Há muito tempo em uma galáxia muito distante não havia Deus... mas “A
Força”. “Star Wars” foi o ápice da popularização do Panteísmo no Ocidente,
iniciado com os Beatles nos anos 1960. Conceito tomado do livro “Relatos de Poder” de
Castaneda, George Lucas nunca deixou clara as conexões teológicas do termo “A
Força” com alguma religião em particular, mas há evidentes ligações com
cosmovisões budistas, taoístas e nas atuais religiões New Ages. Mas o panteísmo
de “Star Wars” é bem diferente: na saga, a “Força” ora é uma energia cósmica
impessoal, ora uma entidade inteligente que manipula deliberadamente os eventos
em busca do “equilíbrio” como fosse Deus, ora um instrumento de poder dos
Jedi. Estamos no panteísmo hollywoodiano onde o confronto entre Bem e o Mal
busca um equilíbrio sem redenção final para que a franquia torne-se uma
narrativa transmídia e se expanda infinitamente em múltiplas mídias e plataformas.
Assistir à saga Star Wars chega a ser uma experiência
quase religiosa.
A série salvou os
estúdios da 20th Century Fox da falência em 1977, criou o padrão blockbuster de
comercialização em Hollywood (onde um filme cria franquias de jogos, brinquedos
etc.), e foi tão influente que fez o presidente dos EUA Ronald Reagan a chamar
seu novo dispositivo de defesa militar durante a Guerra Fria nos anos 1980 de
“Guerra nas Estrelas”.
Além de ser o
primeiro “filme recuperativo”, série de retro-fantasias que se contrapôs à
chamada Nova Hollywood – conjunto de filmes críticos e realistas dos anos 1970
como Taxi Driver, com Robert De Niro,
e Um Estranho no Ninho, com Jack
Nicholson. Depois de Star Wars vieram
Indiana Jones, E.T., De Volta Para o Futuro, Ghost Busters,
etc.
A retro-fantasia
criada por George Lucas (inspirada no timing narrativo de séries sci fi antigas
como Flash Gordon) pode também ser
considerada a primeira produção hollywoodiana a explorar mitologias de várias
religiões e mitos antigos.
Podemos considerar
que a indústria do entretenimento explora três tipos de mitologias: as
judaico-cristãs monoteístas, as politeístas e as gnósticas. Certamente, Star Wars chamou a atenção para a visão
panteísta de Universo – da palavra grega “pan”, que significa “tudo” e
“teísmo”, que significa Deus.

· · · · ·

▶ **Conjunto de tarefas**
a) Segundo o texto sobre Star Wars, em que ano a série salvou os estúdios da 20th Century Fox da falência?
b) Reescreva em forma de lista o parágrafo do texto sobre Star Wars que começa com "A série salvou os", mantendo os fatos principais.
c) Reproduza do texto sobre Star Wars a passagem que vai de "Podemos considerar" até "que significa Deus.", incluindo estas últimas palavras.
As linhas não têm relação com o texto sobre Star Wars.

▶ **Seção de dados**
· · · · ·

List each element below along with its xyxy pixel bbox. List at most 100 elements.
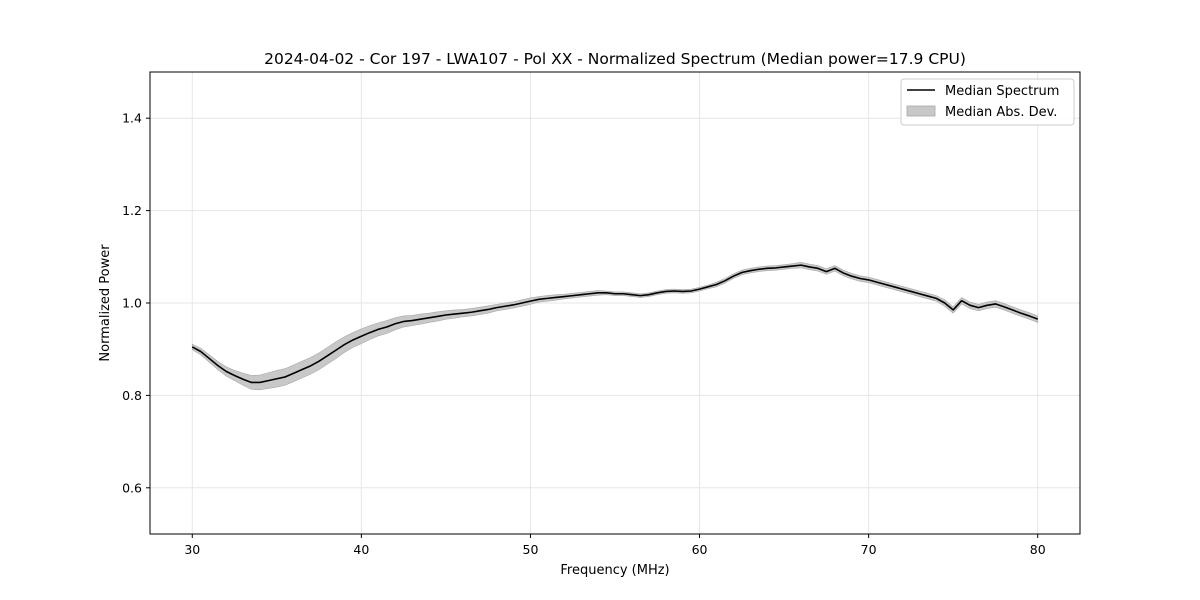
median-spectrum-point [403,321,405,323]
median-spectrum-point [335,349,337,351]
median-spectrum-point [361,335,363,337]
legend-mad-swatch [906,105,936,117]
median-spectrum-point [682,291,684,293]
median-spectrum-point [479,310,481,312]
median-spectrum-point [952,309,954,311]
median-spectrum-point [563,296,565,298]
median-spectrum-point [1020,312,1022,314]
y-tick-label: 1.0 [122,296,142,311]
median-spectrum-point [995,303,997,305]
median-spectrum-point [580,294,582,296]
median-spectrum-point [268,380,270,382]
x-tick-label: 50 [523,542,539,557]
x-tick-label: 80 [1030,542,1046,557]
x-tick-label: 70 [861,542,877,557]
median-spectrum-point [530,300,532,302]
median-spectrum-point [826,271,828,273]
median-spectrum-point [716,284,718,286]
median-spectrum-point [487,309,489,311]
median-spectrum-point [842,272,844,274]
median-spectrum-point [301,369,303,371]
median-abs-dev-band [191,262,1039,391]
median-spectrum-point [344,344,346,346]
median-spectrum-point [927,295,929,297]
x-axis: 30 40 50 60 70 80 [184,534,1046,557]
median-spectrum-point [766,268,768,270]
median-spectrum-point [919,293,921,295]
median-spectrum-point [834,268,836,270]
median-spectrum-point [690,290,692,292]
median-spectrum-point [259,382,261,384]
median-spectrum-point [758,268,760,270]
median-spectrum-point [859,278,861,280]
median-spectrum-point [817,268,819,270]
median-spectrum-point [1012,309,1014,311]
median-spectrum-point [935,298,937,300]
legend: Median Spectrum Median Abs. Dev. [900,78,1075,126]
median-spectrum-point [284,376,286,378]
median-spectrum-point [978,307,980,309]
median-spectrum-point [597,292,599,294]
median-spectrum-point [606,292,608,294]
median-spectrum-point [944,302,946,304]
median-spectrum-point [699,288,701,290]
median-spectrum-point [454,313,456,315]
median-spectrum-point [749,270,751,272]
median-spectrum-point [868,279,870,281]
median-spectrum-line [191,264,1039,384]
median-spectrum-point [792,265,794,267]
median-spectrum-point [310,365,312,367]
median-spectrum-point [386,326,388,328]
median-spectrum-point [293,372,295,374]
median-spectrum-point [809,266,811,268]
median-spectrum-point [251,382,253,384]
median-spectrum-point [910,291,912,293]
median-spectrum-point [707,286,709,288]
y-tick-label: 1.4 [122,111,142,126]
median-spectrum-point [851,275,853,277]
median-spectrum-point [800,264,802,266]
median-spectrum-point [217,365,219,367]
y-tick-label: 0.8 [122,388,142,403]
median-spectrum-point [521,302,523,304]
median-spectrum-point [1037,318,1039,320]
median-spectrum-point [428,317,430,319]
median-spectrum-point [648,294,650,296]
median-spectrum-point [411,320,413,322]
median-spectrum-point [775,267,777,269]
median-spectrum-point [640,295,642,297]
legend-median-abs-dev: Median Abs. Dev. [945,105,1057,120]
median-spectrum-point [656,292,658,294]
median-spectrum-point [352,339,354,341]
median-spectrum-point [885,284,887,286]
median-spectrum-point [631,294,633,296]
median-spectrum-point [538,299,540,301]
median-spectrum-point [1003,306,1005,308]
x-tick-label: 30 [184,542,200,557]
x-axis-label: Frequency (MHz) [560,563,669,578]
median-spectrum-point [741,272,743,274]
median-spectrum-point [614,293,616,295]
median-spectrum-point [513,304,515,306]
median-spectrum-point [462,312,464,314]
y-tick-label: 0.6 [122,480,142,495]
median-spectrum-point [437,316,439,318]
median-spectrum-point [969,305,971,307]
median-spectrum-point [665,291,667,293]
median-spectrum-point [327,355,329,357]
median-spectrum-point [724,280,726,282]
median-spectrum-point [394,323,396,325]
median-spectrum-point [783,266,785,268]
median-spectrum-point [420,318,422,320]
median-spectrum-point [496,307,498,309]
median-spectrum-point [733,275,735,277]
median-spectrum-point [876,281,878,283]
median-spectrum-point [555,297,557,299]
median-spectrum-point [318,360,320,362]
median-spectrum-point [200,351,202,353]
median-spectrum-point [547,298,549,300]
chart-title: 2024-04-02 - Cor 197 - LWA107 - Pol XX -… [264,50,966,68]
median-spectrum-point [961,300,963,302]
x-tick-label: 60 [692,542,708,557]
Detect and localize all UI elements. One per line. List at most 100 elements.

· · · · ·

▶ **As respostas**
a) Em 1977.

b)
- Salvou os estúdios da 20th Century Fox da falência em 1977.
- Criou o padrão blockbuster de comercialização em Hollywood, em que um filme gera franquias de jogos, brinquedos etc.
- Influenciou o presidente dos EUA Ronald Reagan, que chamou de "Guerra nas Estrelas" seu novo dispositivo de defesa militar durante a Guerra Fria, nos anos 1980.

c)
Podemos considerar
que a indústria do entretenimento explora três tipos de mitologias: as
judaico-cristãs monoteístas, as politeístas e as gnósticas. Certamente, Star Wars chamou a atenção para a visão
panteísta de Universo – da palavra grega “pan”, que significa “tudo” e
“teísmo”, que significa Deus.